OBJECTIVE:
Transcribe every entry below word for word, but skip the pictures.

-=-=-=-=-

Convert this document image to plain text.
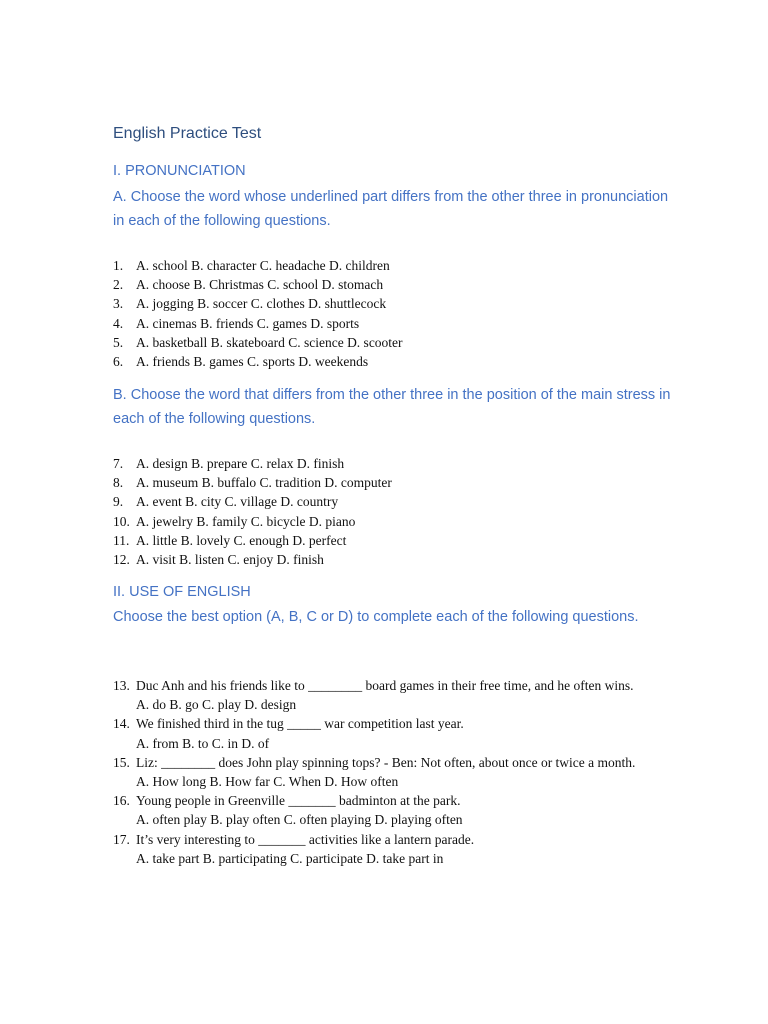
English Practice Test
I. PRONUNCIATION
A. Choose the word whose underlined part differs from the other three in pronunciation in each of the following questions.
1. A. school B. character C. headache D. children
2. A. choose B. Christmas C. school D. stomach
3. A. jogging B. soccer C. clothes D. shuttlecock
4. A. cinemas B. friends C. games D. sports
5. A. basketball B. skateboard C. science D. scooter
6. A. friends B. games C. sports D. weekends
B. Choose the word that differs from the other three in the position of the main stress in each of the following questions.
7. A. design B. prepare C. relax D. finish
8. A. museum B. buffalo C. tradition D. computer
9. A. event B. city C. village D. country
10. A. jewelry B. family C. bicycle D. piano
11. A. little B. lovely C. enough D. perfect
12. A. visit B. listen C. enjoy D. finish
II. USE OF ENGLISH
Choose the best option (A, B, C or D) to complete each of the following questions.
13. Duc Anh and his friends like to ________ board games in their free time, and he often wins.
A. do B. go C. play D. design
14. We finished third in the tug _____ war competition last year.
A. from B. to C. in D. of
15. Liz: ________ does John play spinning tops? - Ben: Not often, about once or twice a month.
A. How long B. How far C. When D. How often
16. Young people in Greenville _______ badminton at the park.
A. often play B. play often C. often playing D. playing often
17. It’s very interesting to _______ activities like a lantern parade.
A. take part B. participating C. participate D. take part in
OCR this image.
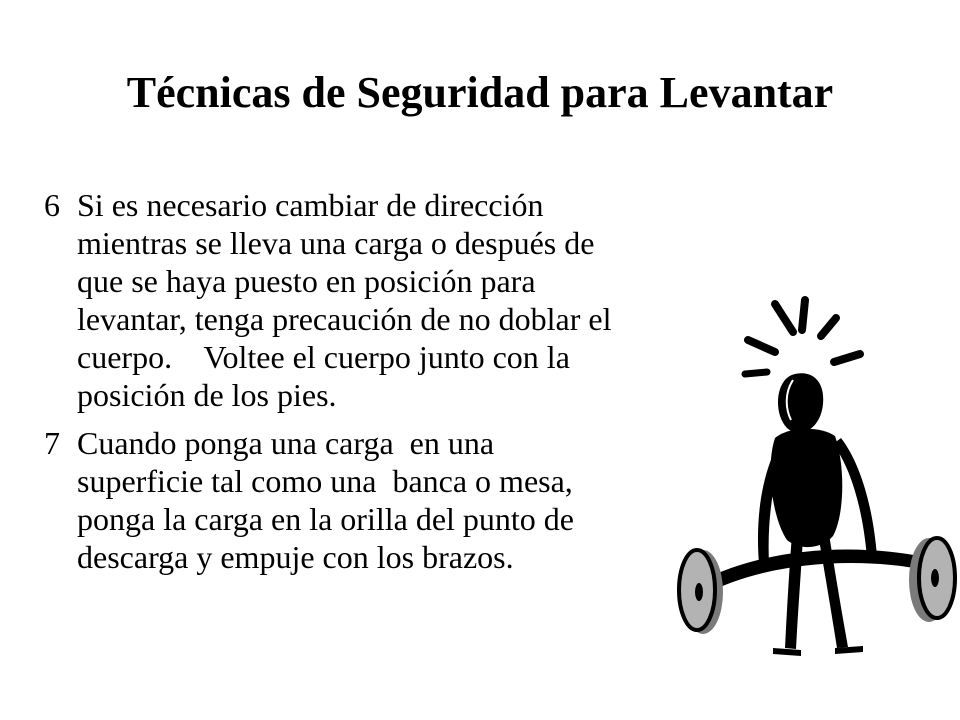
Técnicas de Seguridad para Levantar
6 Si es necesario cambiar de dirección
mientras se lleva una carga o después de
que se haya puesto en posición para
levantar, tenga precaución de no doblar el
cuerpo.    Voltee el cuerpo junto con la
posición de los pies.
7 Cuando ponga una carga  en una
superficie tal como una  banca o mesa,
ponga la carga en la orilla del punto de
descarga y empuje con los brazos.
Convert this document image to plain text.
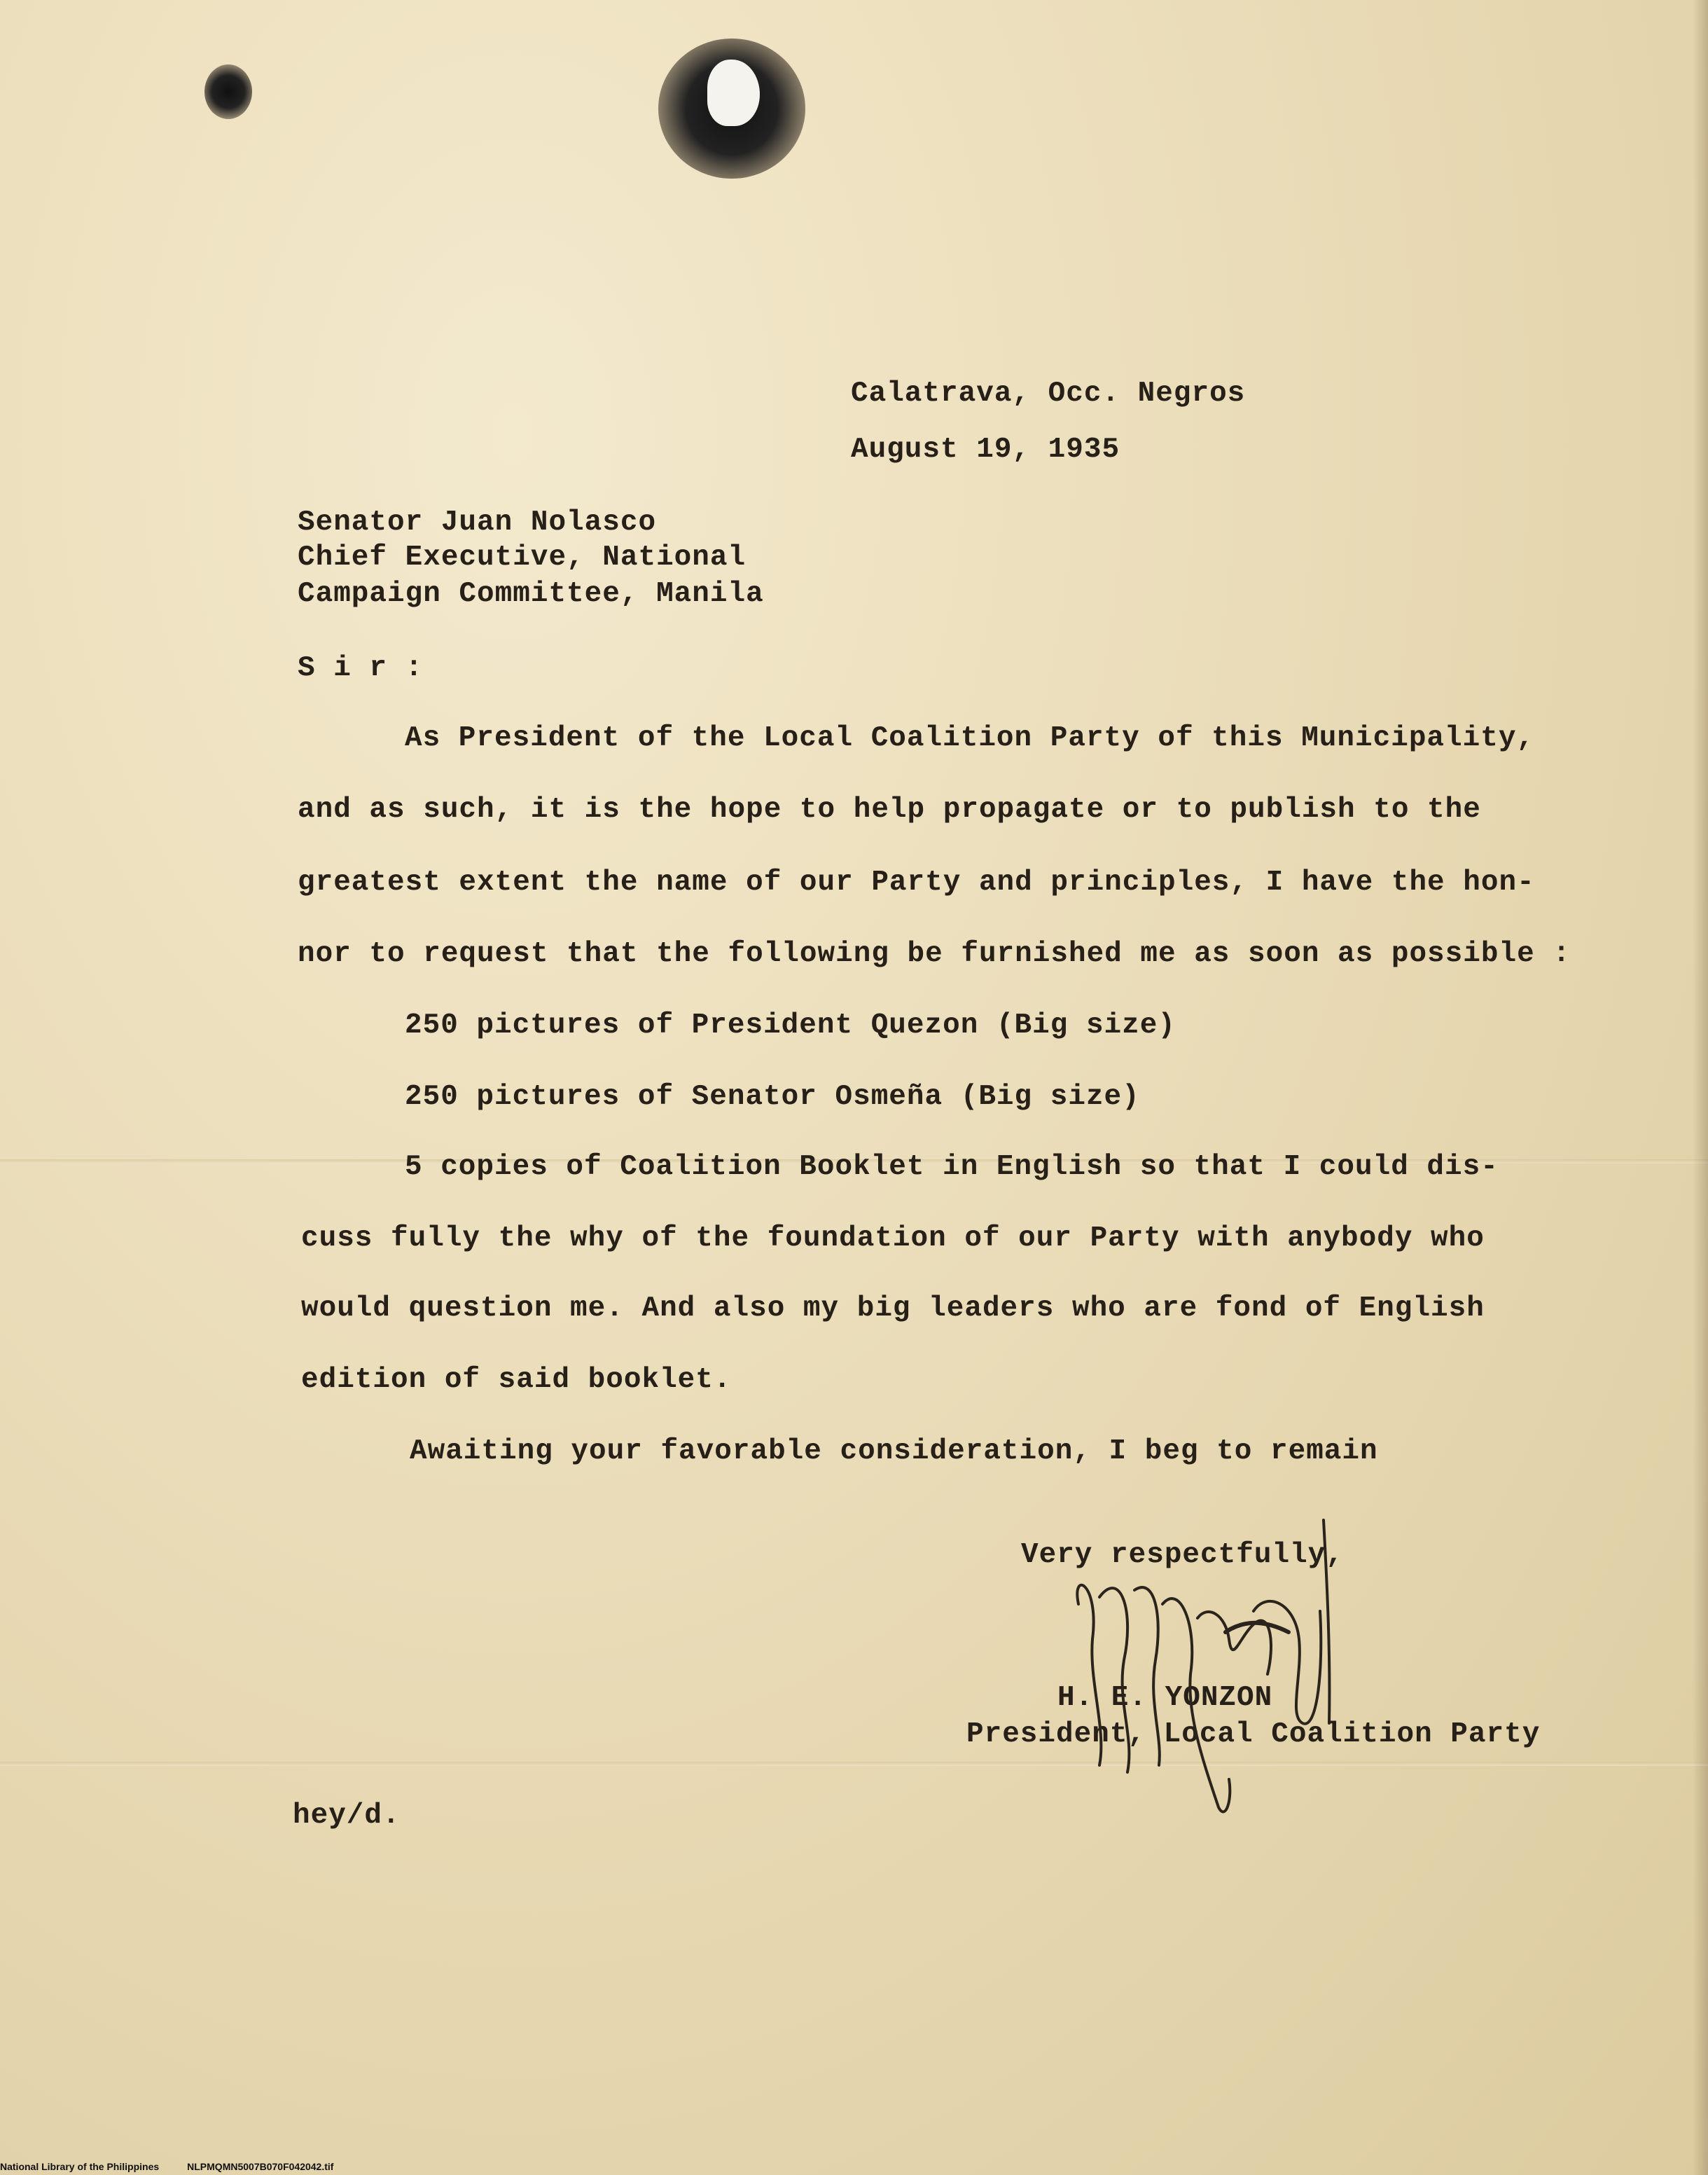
Calatrava, Occ. Negros
August 19, 1935
Senator Juan Nolasco
Chief Executive, National
Campaign Committee, Manila
S i r :
As President of the Local Coalition Party of this Municipality,
and as such, it is the hope to help propagate or to publish to the
greatest extent the name of our Party and principles, I have the hon-
nor to request that the following be furnished me as soon as possible :
250 pictures of President Quezon (Big size)
250 pictures of Senator Osmeña (Big size)
5 copies of Coalition Booklet in English so that I could dis-
cuss fully the why of the foundation of our Party with anybody who
would question me. And also my big leaders who are fond of English
edition of said booklet.
Awaiting your favorable consideration, I beg to remain
Very respectfully,
H. E. YONZON
President, Local Coalition Party
hey/d.
National Library of the Philippines	NLPMQMN5007B070F042042.tif
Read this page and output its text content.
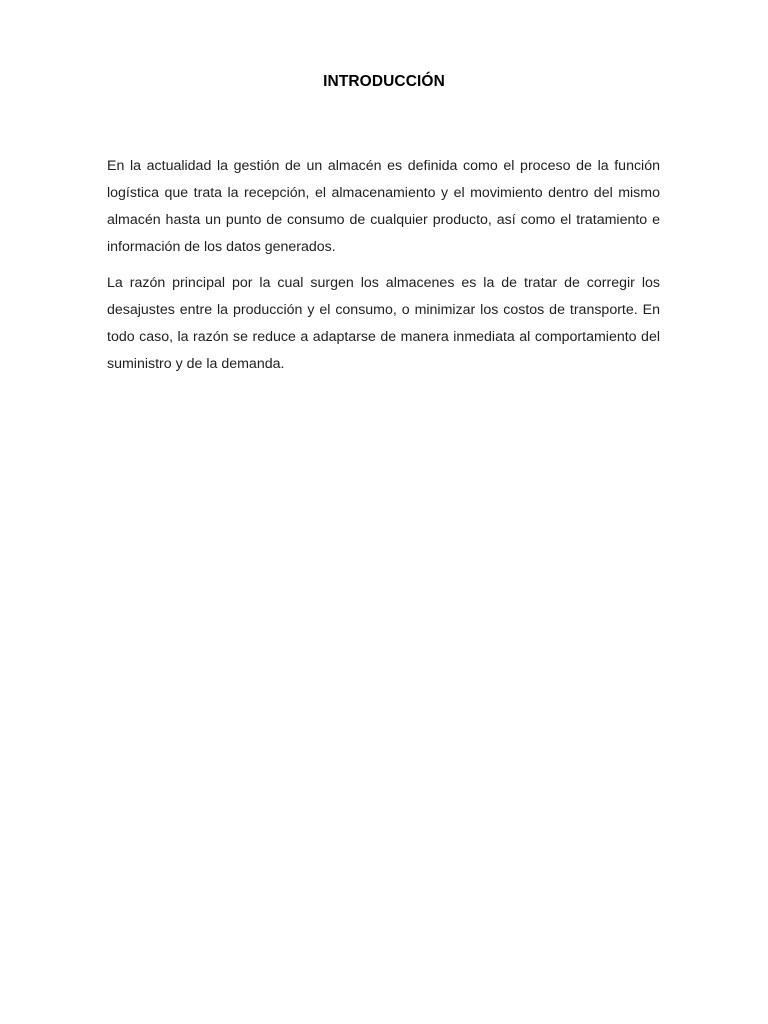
INTRODUCCIÓN

En la actualidad la gestión de un almacén es definida como el proceso de la función logística que trata la recepción, el almacenamiento y el movimiento dentro del mismo almacén hasta un punto de consumo de cualquier producto, así como el tratamiento e información de los datos generados.

La razón principal por la cual surgen los almacenes es la de tratar de corregir los desajustes entre la producción y el consumo, o minimizar los costos de transporte. En todo caso, la razón se reduce a adaptarse de manera inmediata al comportamiento del suministro y de la demanda.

-=-=-=-=-

THE OUTPUT:
Convert this document image to plain text.
English Practice Test
I. PRONUNCIATION
A. Choose the word whose underlined part differs from the other three in pronunciation in each of the following questions.
1. A. school B. character C. headache D. children
2. A. choose B. Christmas C. school D. stomach
3. A. jogging B. soccer C. clothes D. shuttlecock
4. A. cinemas B. friends C. games D. sports
5. A. basketball B. skateboard C. science D. scooter
6. A. friends B. games C. sports D. weekends
B. Choose the word that differs from the other three in the position of the main stress in each of the following questions.
7. A. design B. prepare C. relax D. finish
8. A. museum B. buffalo C. tradition D. computer
9. A. event B. city C. village D. country
10. A. jewelry B. family C. bicycle D. piano
11. A. little B. lovely C. enough D. perfect
12. A. visit B. listen C. enjoy D. finish
II. USE OF ENGLISH
Choose the best option (A, B, C or D) to complete each of the following questions.
13. Duc Anh and his friends like to ________ board games in their free time, and he often wins.
A. do B. go C. play D. design
14. We finished third in the tug _____ war competition last year.
A. from B. to C. in D. of
15. Liz: ________ does John play spinning tops? - Ben: Not often, about once or twice a month.
A. How long B. How far C. When D. How often
16. Young people in Greenville _______ badminton at the park.
A. often play B. play often C. often playing D. playing often
17. It’s very interesting to _______ activities like a lantern parade.
A. take part B. participating C. participate D. take part in
OCR this image.
Técnicas de Seguridad para Levantar
6 Si es necesario cambiar de dirección
mientras se lleva una carga o después de
que se haya puesto en posición para
levantar, tenga precaución de no doblar el
cuerpo.    Voltee el cuerpo junto con la
posición de los pies.
7 Cuando ponga una carga  en una
superficie tal como una  banca o mesa,
ponga la carga en la orilla del punto de
descarga y empuje con los brazos.
Convert this document image to plain text.
Calatrava, Occ. Negros
August 19, 1935
Senator Juan Nolasco
Chief Executive, National
Campaign Committee, Manila
S i r :
As President of the Local Coalition Party of this Municipality,
and as such, it is the hope to help propagate or to publish to the
greatest extent the name of our Party and principles, I have the hon-
nor to request that the following be furnished me as soon as possible :
250 pictures of President Quezon (Big size)
250 pictures of Senator Osmeña (Big size)
5 copies of Coalition Booklet in English so that I could dis-
cuss fully the why of the foundation of our Party with anybody who
would question me. And also my big leaders who are fond of English
edition of said booklet.
Awaiting your favorable consideration, I beg to remain
Very respectfully,
H. E. YONZON
President, Local Coalition Party
hey/d.
National Library of the Philippines	NLPMQMN5007B070F042042.tif
Read this page and output its text content.
INTRODUCCIÓN

En la actualidad la gestión de un almacén es definida como el proceso de la función logística que trata la recepción, el almacenamiento y el movimiento dentro del mismo almacén hasta un punto de consumo de cualquier producto, así como el tratamiento e información de los datos generados.

La razón principal por la cual surgen los almacenes es la de tratar de corregir los desajustes entre la producción y el consumo, o minimizar los costos de transporte. En todo caso, la razón se reduce a adaptarse de manera inmediata al comportamiento del suministro y de la demanda.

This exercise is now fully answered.